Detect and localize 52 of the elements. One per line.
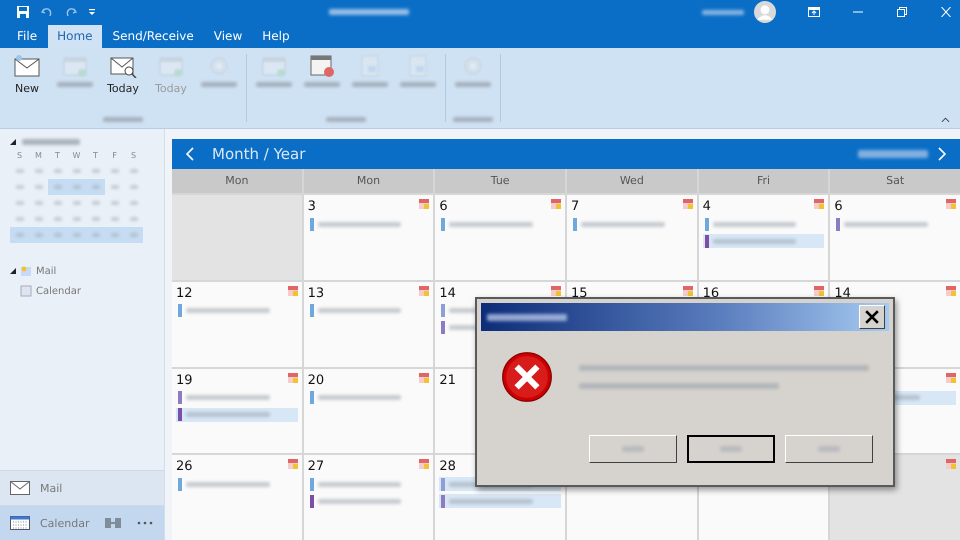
day-number: 27	[308, 459, 324, 474]
day-cell[interactable]: 6	[830, 195, 960, 280]
day-number: 19	[176, 372, 193, 388]
day-number: 16	[702, 286, 720, 301]
day-cell[interactable]: 13	[304, 282, 434, 366]
ribbon-tab[interactable]: Send/Receive	[104, 25, 203, 48]
day-number: 14	[834, 286, 851, 301]
weekday-header: Tue	[435, 169, 565, 193]
weekday-header: Sat	[830, 169, 960, 193]
weekday-label: W	[72, 150, 82, 162]
day-cell[interactable]: 3	[304, 195, 434, 280]
weekday-label: T	[54, 150, 61, 162]
weekday-header: Mon	[172, 169, 302, 193]
day-cell[interactable]: 27	[304, 455, 434, 540]
day-cell[interactable]: 12	[172, 282, 302, 366]
calendar-title: Month / Year	[212, 145, 306, 163]
day-number: 3	[308, 199, 316, 214]
nav-item[interactable]: Mail	[0, 470, 164, 505]
day-number: 21	[439, 372, 456, 388]
weekday-header: Mon	[304, 169, 434, 193]
weekday-label: M	[34, 150, 43, 162]
folder-label[interactable]: Calendar	[36, 286, 81, 296]
ribbon-tab[interactable]: View	[204, 25, 252, 48]
day-number: 4	[702, 199, 711, 214]
weekday-label: T	[92, 150, 99, 162]
day-cell[interactable]: 19	[172, 368, 302, 454]
weekday-label: F	[111, 150, 118, 162]
weekday-header: Fri	[698, 169, 828, 193]
day-number: 28	[439, 459, 456, 474]
folder-label[interactable]: Mail	[36, 266, 56, 276]
day-number: 6	[439, 199, 448, 214]
day-cell[interactable]: 4	[698, 195, 828, 280]
ribbon-tab[interactable]: Help	[253, 25, 299, 48]
day-number: 14	[439, 286, 456, 301]
ribbon-tab[interactable]: File	[8, 25, 46, 48]
weekday-label: S	[16, 150, 24, 162]
day-number: 6	[834, 199, 843, 214]
day-cell[interactable]: 20	[304, 368, 434, 454]
day-cell[interactable]: 7	[567, 195, 697, 280]
day-number: 15	[571, 286, 588, 301]
weekday-header: Wed	[567, 169, 697, 193]
day-number: 13	[308, 286, 324, 301]
day-number: 12	[176, 286, 193, 301]
day-number: 26	[176, 459, 193, 474]
day-number: 7	[571, 199, 580, 214]
day-number: 20	[308, 372, 324, 388]
day-cell[interactable]: 6	[435, 195, 565, 280]
ribbon-button[interactable]: New	[4, 52, 50, 117]
day-cell[interactable]: 26	[172, 455, 302, 540]
ribbon-tab[interactable]: Home	[48, 25, 102, 48]
ribbon-button[interactable]: Today	[100, 52, 146, 117]
weekday-label: S	[130, 150, 138, 162]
-*-
Wat moet je doen: Neem uit de lijst hierboven letterlijk de regels over vanaf de regel met "459, 324, 474]" tot en met de regel met "199, 843, 214]".

Oplossing:
day-number: 27	[308, 459, 324, 474]
day-cell[interactable]: 6	[830, 195, 960, 280]
day-number: 19	[176, 372, 193, 388]
day-number: 16	[702, 286, 720, 301]
day-cell[interactable]: 13	[304, 282, 434, 366]
ribbon-tab[interactable]: Send/Receive	[104, 25, 203, 48]
day-number: 14	[834, 286, 851, 301]
weekday-header: Tue	[435, 169, 565, 193]
weekday-header: Sat	[830, 169, 960, 193]
weekday-label: W	[72, 150, 82, 162]
day-cell[interactable]: 3	[304, 195, 434, 280]
weekday-label: T	[54, 150, 61, 162]
weekday-header: Mon	[172, 169, 302, 193]
day-cell[interactable]: 27	[304, 455, 434, 540]
day-cell[interactable]: 12	[172, 282, 302, 366]
calendar-title: Month / Year	[212, 145, 306, 163]
day-number: 3	[308, 199, 316, 214]
nav-item[interactable]: Mail	[0, 470, 164, 505]
day-number: 21	[439, 372, 456, 388]
weekday-header: Mon	[304, 169, 434, 193]
weekday-label: M	[34, 150, 43, 162]
folder-label[interactable]: Calendar	[36, 286, 81, 296]
ribbon-tab[interactable]: View	[204, 25, 252, 48]
day-number: 4	[702, 199, 711, 214]
weekday-label: T	[92, 150, 99, 162]
day-cell[interactable]: 19	[172, 368, 302, 454]
weekday-label: F	[111, 150, 118, 162]
weekday-header: Fri	[698, 169, 828, 193]
day-number: 28	[439, 459, 456, 474]
folder-label[interactable]: Mail	[36, 266, 56, 276]
day-number: 6	[439, 199, 448, 214]
day-cell[interactable]: 4	[698, 195, 828, 280]
ribbon-tab[interactable]: Help	[253, 25, 299, 48]
day-number: 14	[439, 286, 456, 301]
ribbon-tab[interactable]: File	[8, 25, 46, 48]
weekday-label: S	[16, 150, 24, 162]
day-number: 6	[834, 199, 843, 214]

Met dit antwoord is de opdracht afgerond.